→ **EXERCISE INSTRUCTIONS**
Every line below that holds the string "ffffff" should be copied out.

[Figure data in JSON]
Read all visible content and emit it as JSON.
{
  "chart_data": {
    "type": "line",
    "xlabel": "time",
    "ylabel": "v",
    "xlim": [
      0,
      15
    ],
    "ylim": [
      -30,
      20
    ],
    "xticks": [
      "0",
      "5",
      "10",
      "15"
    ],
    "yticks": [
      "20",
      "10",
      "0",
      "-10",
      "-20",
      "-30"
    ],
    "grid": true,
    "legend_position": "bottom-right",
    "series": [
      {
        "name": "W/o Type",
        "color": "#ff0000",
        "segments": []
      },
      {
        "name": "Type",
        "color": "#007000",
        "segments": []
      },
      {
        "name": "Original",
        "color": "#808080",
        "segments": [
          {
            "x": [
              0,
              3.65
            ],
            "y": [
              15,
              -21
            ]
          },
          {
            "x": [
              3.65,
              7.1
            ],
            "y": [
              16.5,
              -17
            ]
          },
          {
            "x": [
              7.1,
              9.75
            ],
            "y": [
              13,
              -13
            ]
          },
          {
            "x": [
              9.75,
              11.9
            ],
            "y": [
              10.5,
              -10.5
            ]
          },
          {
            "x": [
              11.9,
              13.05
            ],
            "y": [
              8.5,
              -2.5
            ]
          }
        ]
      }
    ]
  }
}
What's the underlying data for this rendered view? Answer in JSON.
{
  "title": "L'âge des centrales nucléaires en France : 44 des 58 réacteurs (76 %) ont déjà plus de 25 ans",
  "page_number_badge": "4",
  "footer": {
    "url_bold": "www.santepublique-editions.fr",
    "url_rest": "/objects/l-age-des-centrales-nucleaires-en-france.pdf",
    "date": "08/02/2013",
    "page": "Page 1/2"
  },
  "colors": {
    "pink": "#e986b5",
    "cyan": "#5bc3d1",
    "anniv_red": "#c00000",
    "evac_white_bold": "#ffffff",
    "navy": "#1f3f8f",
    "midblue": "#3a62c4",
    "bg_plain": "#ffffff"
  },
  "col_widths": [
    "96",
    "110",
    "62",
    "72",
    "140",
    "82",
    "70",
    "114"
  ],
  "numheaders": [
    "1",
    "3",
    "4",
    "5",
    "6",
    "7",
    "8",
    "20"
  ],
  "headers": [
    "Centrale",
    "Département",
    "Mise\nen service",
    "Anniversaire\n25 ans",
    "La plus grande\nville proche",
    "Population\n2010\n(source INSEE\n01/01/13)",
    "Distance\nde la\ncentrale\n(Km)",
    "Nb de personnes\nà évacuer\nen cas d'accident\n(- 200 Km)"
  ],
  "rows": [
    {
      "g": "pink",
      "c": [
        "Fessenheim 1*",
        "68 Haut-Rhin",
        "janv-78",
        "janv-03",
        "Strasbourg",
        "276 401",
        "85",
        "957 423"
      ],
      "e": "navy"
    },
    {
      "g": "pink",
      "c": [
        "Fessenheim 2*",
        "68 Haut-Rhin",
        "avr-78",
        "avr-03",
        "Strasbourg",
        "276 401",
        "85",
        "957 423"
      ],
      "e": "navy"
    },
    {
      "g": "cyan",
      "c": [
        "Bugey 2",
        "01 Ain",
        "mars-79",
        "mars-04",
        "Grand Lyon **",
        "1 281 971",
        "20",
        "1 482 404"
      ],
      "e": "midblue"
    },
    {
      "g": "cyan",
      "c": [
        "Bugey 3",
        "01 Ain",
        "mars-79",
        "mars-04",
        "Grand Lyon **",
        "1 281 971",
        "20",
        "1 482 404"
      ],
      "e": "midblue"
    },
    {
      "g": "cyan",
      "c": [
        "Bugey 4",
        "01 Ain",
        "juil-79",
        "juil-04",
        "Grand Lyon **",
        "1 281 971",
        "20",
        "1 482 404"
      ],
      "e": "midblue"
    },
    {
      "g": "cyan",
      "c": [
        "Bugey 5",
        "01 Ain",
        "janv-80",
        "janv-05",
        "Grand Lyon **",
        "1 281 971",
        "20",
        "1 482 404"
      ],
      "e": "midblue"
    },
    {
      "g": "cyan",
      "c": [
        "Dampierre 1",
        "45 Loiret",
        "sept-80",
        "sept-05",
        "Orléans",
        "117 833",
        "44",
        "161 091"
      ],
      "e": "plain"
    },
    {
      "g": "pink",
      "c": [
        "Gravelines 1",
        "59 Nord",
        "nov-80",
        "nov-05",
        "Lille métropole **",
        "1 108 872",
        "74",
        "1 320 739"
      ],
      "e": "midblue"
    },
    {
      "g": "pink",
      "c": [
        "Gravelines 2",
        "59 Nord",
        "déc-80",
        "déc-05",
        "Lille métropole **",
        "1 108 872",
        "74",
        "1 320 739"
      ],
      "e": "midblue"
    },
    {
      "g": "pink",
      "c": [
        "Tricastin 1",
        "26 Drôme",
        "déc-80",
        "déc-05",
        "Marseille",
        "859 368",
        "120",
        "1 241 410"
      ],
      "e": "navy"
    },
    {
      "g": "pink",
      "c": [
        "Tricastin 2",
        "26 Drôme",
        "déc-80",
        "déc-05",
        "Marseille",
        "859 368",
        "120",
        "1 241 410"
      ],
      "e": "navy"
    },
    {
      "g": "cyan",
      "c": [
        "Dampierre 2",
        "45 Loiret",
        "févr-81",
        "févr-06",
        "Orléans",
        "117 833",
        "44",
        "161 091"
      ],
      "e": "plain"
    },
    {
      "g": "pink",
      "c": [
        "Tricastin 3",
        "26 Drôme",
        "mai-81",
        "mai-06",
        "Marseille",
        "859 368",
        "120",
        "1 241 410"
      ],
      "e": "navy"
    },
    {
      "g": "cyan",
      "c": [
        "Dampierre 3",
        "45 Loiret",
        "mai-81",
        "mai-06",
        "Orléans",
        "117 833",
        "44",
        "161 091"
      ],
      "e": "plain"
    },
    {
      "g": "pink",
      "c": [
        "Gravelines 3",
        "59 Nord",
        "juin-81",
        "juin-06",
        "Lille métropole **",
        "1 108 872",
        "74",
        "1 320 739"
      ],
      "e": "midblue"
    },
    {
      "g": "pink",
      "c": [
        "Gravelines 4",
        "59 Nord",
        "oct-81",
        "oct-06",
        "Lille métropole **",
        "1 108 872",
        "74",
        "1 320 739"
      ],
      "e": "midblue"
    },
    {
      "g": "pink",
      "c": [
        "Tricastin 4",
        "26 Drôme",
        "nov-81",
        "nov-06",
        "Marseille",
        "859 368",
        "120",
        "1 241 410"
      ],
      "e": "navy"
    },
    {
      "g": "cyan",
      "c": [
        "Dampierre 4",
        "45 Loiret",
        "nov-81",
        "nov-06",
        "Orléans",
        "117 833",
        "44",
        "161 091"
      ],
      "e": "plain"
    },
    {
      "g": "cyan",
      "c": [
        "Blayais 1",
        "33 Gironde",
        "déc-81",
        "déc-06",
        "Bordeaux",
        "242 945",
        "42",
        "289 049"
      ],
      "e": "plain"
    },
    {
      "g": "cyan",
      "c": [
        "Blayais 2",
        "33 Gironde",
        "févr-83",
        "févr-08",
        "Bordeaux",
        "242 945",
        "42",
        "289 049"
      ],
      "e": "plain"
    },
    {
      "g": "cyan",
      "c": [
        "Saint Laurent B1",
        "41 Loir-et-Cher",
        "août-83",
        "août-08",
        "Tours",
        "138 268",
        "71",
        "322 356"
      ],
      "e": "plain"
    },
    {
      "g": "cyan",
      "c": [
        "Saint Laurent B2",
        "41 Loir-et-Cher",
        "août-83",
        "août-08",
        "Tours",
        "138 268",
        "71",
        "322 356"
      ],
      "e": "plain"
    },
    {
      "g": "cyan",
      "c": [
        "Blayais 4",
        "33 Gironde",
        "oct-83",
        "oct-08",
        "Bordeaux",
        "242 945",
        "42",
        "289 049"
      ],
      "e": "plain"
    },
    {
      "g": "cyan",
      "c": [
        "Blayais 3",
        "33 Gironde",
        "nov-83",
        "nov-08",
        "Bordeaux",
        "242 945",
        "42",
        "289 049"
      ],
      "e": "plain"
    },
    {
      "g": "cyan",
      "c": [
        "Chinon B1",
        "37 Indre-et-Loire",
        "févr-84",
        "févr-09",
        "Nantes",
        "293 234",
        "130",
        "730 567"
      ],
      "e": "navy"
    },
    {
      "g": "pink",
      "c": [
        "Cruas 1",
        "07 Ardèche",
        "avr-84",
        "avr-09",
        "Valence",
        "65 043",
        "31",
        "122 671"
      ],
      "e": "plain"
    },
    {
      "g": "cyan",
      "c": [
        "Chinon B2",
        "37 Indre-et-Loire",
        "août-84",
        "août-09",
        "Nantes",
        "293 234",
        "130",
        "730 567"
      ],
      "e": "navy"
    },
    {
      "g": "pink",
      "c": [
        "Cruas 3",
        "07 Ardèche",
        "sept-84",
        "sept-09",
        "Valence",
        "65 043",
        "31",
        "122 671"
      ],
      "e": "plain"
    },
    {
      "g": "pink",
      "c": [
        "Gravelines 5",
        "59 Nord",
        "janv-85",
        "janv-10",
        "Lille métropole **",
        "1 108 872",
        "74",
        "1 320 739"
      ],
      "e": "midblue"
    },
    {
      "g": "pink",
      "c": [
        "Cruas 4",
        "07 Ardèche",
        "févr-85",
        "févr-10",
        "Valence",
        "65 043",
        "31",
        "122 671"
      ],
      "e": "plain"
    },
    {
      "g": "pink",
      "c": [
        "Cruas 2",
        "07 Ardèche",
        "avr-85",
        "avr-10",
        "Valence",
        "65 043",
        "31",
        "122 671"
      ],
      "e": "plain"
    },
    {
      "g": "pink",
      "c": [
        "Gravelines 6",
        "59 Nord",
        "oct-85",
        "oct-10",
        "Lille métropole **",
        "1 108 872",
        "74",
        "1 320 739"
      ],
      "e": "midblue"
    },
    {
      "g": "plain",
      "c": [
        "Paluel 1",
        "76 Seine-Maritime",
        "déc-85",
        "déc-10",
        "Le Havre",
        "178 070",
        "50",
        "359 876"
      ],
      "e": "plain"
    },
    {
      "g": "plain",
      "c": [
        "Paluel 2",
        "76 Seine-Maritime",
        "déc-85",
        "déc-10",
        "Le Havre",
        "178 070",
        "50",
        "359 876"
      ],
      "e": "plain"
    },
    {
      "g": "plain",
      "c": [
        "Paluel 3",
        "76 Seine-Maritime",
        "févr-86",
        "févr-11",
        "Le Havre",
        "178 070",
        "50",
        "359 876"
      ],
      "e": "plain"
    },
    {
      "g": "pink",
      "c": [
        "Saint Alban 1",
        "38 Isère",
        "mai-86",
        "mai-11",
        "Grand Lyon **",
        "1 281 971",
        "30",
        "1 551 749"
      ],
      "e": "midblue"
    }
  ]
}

→ **RESULT OF THIS TASK**
    "evac_white_bold": "#ffffff",
    "bg_plain": "#ffffff"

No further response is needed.